## EXERCISE DETAILS
Transcribe all of the material below word for word and leave out its pictures.
** begin RECORDS SHOWN **
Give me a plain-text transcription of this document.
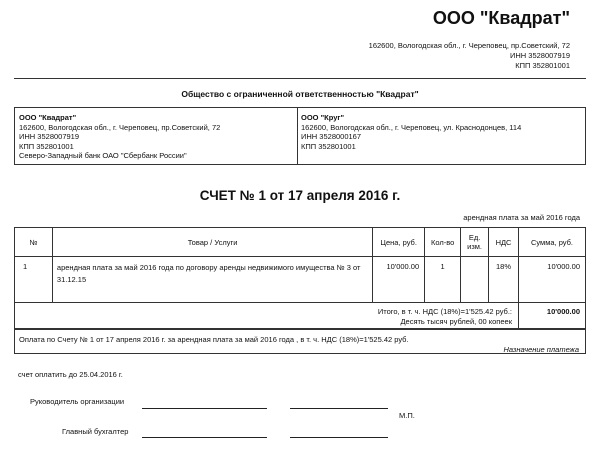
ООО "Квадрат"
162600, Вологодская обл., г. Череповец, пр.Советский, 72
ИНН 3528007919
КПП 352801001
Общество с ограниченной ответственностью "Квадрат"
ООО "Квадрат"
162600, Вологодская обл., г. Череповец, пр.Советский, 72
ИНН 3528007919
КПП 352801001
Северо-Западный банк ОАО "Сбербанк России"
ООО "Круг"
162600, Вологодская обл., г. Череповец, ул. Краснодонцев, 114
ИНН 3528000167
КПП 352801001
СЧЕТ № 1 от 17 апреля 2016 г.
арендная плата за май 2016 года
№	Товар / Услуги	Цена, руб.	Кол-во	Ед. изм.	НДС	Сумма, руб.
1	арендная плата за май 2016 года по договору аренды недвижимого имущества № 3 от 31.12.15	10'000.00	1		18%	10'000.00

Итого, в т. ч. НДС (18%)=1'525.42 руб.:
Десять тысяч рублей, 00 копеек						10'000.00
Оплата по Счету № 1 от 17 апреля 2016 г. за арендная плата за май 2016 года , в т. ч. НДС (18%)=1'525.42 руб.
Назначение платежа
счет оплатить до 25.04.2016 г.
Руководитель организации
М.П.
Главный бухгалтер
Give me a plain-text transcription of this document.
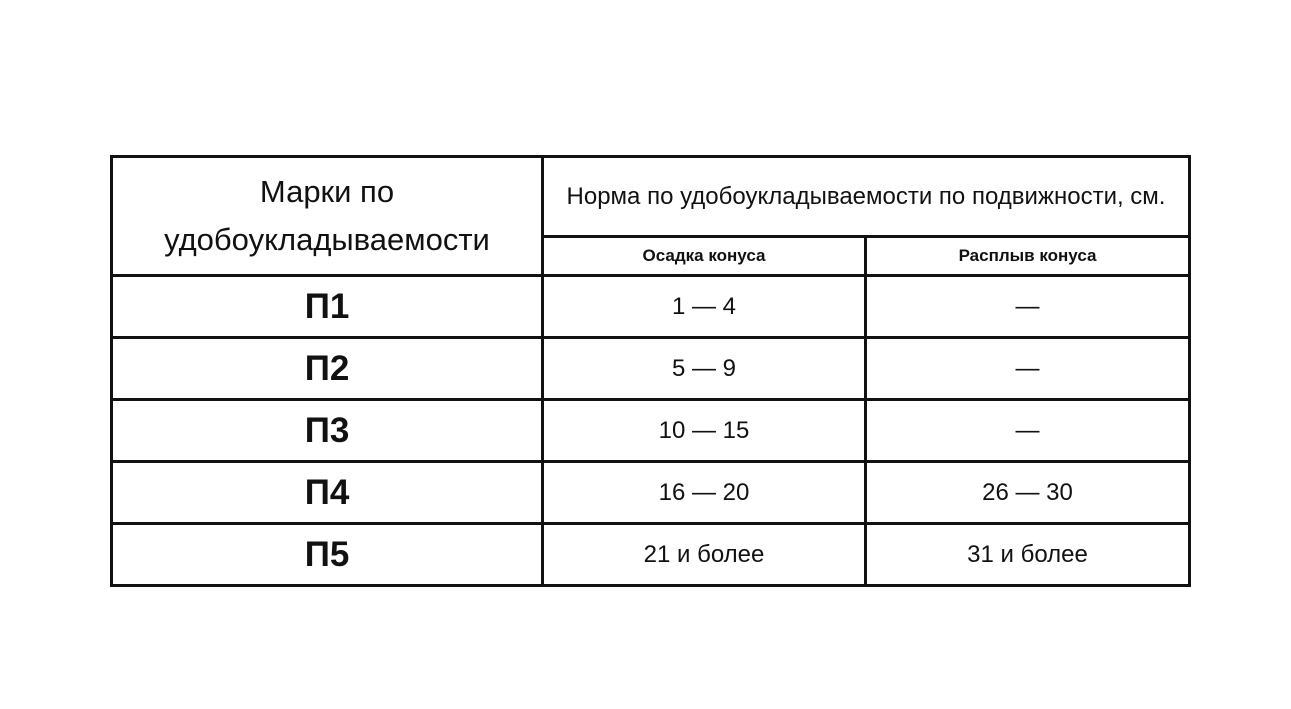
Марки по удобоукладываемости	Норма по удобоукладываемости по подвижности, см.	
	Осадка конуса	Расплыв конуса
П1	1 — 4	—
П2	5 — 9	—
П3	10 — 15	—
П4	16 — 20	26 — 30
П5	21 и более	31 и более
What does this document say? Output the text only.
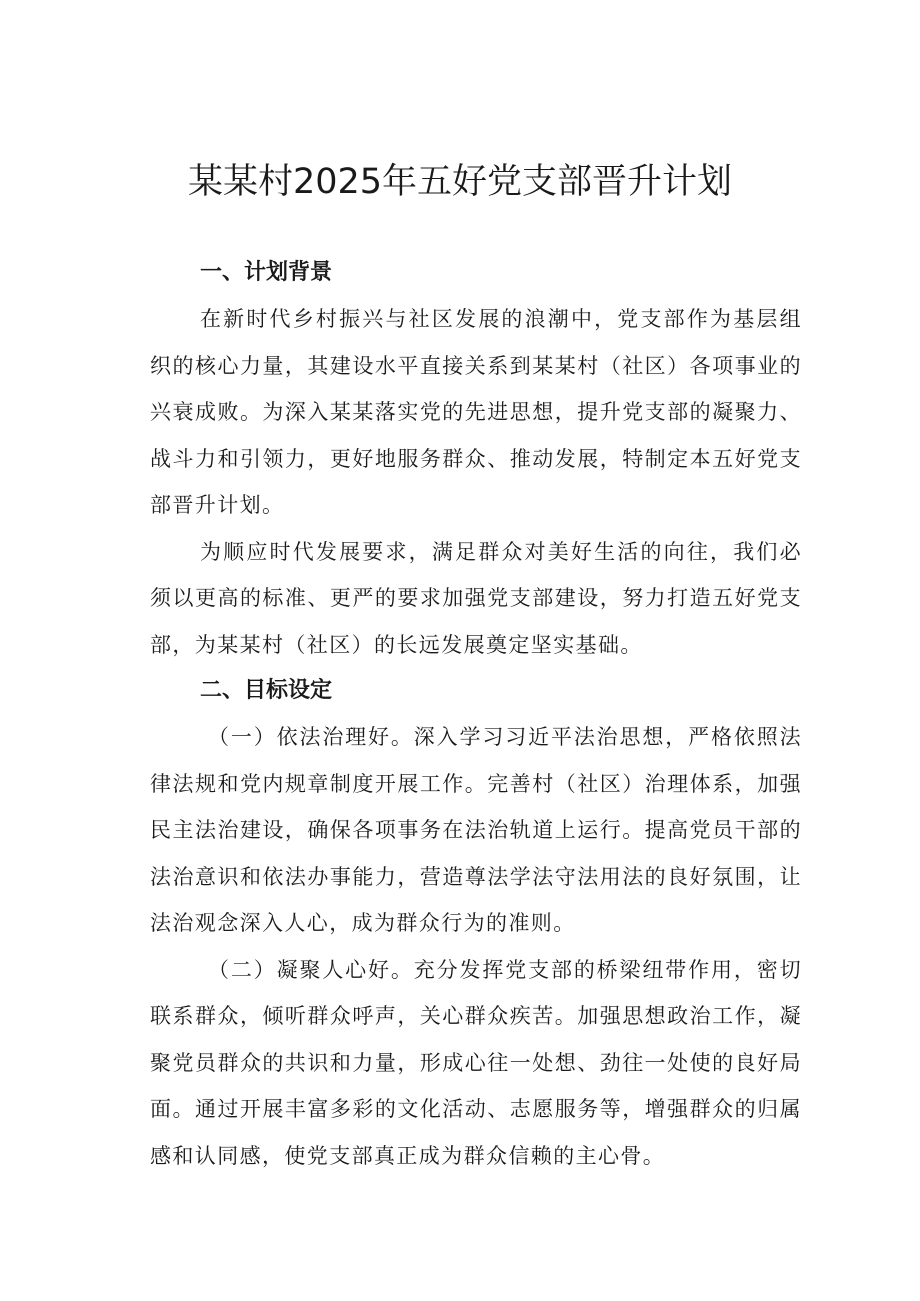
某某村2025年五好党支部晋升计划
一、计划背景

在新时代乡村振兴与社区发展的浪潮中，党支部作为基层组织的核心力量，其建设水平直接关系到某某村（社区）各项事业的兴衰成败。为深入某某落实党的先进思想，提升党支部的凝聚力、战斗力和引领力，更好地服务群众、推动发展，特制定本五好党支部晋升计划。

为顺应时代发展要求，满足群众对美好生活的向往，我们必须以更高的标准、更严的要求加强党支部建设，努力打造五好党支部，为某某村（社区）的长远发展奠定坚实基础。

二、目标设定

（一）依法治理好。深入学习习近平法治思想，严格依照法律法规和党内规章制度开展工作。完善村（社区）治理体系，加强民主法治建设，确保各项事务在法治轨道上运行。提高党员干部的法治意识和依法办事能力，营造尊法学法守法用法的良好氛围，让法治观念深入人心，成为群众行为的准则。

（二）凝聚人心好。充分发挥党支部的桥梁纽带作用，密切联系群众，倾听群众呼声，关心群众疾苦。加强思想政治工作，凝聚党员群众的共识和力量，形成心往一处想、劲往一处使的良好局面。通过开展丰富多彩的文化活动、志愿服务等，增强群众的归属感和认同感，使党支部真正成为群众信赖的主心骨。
** end RECORDS SHOWN **
## FINISHED TASK
Give me a plain-text transcription of this document.
ООО "Квадрат"
162600, Вологодская обл., г. Череповец, пр.Советский, 72
ИНН 3528007919
КПП 352801001
Общество с ограниченной ответственностью "Квадрат"
ООО "Квадрат"
162600, Вологодская обл., г. Череповец, пр.Советский, 72
ИНН 3528007919
КПП 352801001
Северо-Западный банк ОАО "Сбербанк России"
ООО "Круг"
162600, Вологодская обл., г. Череповец, ул. Краснодонцев, 114
ИНН 3528000167
КПП 352801001
СЧЕТ № 1 от 17 апреля 2016 г.
арендная плата за май 2016 года
№	Товар / Услуги	Цена, руб.	Кол-во	Ед. изм.	НДС	Сумма, руб.
1	арендная плата за май 2016 года по договору аренды недвижимого имущества № 3 от 31.12.15	10'000.00	1		18%	10'000.00

Итого, в т. ч. НДС (18%)=1'525.42 руб.:
Десять тысяч рублей, 00 копеек						10'000.00
Оплата по Счету № 1 от 17 апреля 2016 г. за арендная плата за май 2016 года , в т. ч. НДС (18%)=1'525.42 руб.
Назначение платежа
счет оплатить до 25.04.2016 г.
Руководитель организации
М.П.
Главный бухгалтер
Give me a plain-text transcription of this document.
Марки по удобоукладываемости	Норма по удобоукладываемости по подвижности, см.	
	Осадка конуса	Расплыв конуса
П1	1 — 4	—
П2	5 — 9	—
П3	10 — 15	—
П4	16 — 20	26 — 30
П5	21 и более	31 и более
What does this document say? Output the text only.
某某村2025年五好党支部晋升计划
一、计划背景

在新时代乡村振兴与社区发展的浪潮中，党支部作为基层组织的核心力量，其建设水平直接关系到某某村（社区）各项事业的兴衰成败。为深入某某落实党的先进思想，提升党支部的凝聚力、战斗力和引领力，更好地服务群众、推动发展，特制定本五好党支部晋升计划。

为顺应时代发展要求，满足群众对美好生活的向往，我们必须以更高的标准、更严的要求加强党支部建设，努力打造五好党支部，为某某村（社区）的长远发展奠定坚实基础。

二、目标设定

（一）依法治理好。深入学习习近平法治思想，严格依照法律法规和党内规章制度开展工作。完善村（社区）治理体系，加强民主法治建设，确保各项事务在法治轨道上运行。提高党员干部的法治意识和依法办事能力，营造尊法学法守法用法的良好氛围，让法治观念深入人心，成为群众行为的准则。

（二）凝聚人心好。充分发挥党支部的桥梁纽带作用，密切联系群众，倾听群众呼声，关心群众疾苦。加强思想政治工作，凝聚党员群众的共识和力量，形成心往一处想、劲往一处使的良好局面。通过开展丰富多彩的文化活动、志愿服务等，增强群众的归属感和认同感，使党支部真正成为群众信赖的主心骨。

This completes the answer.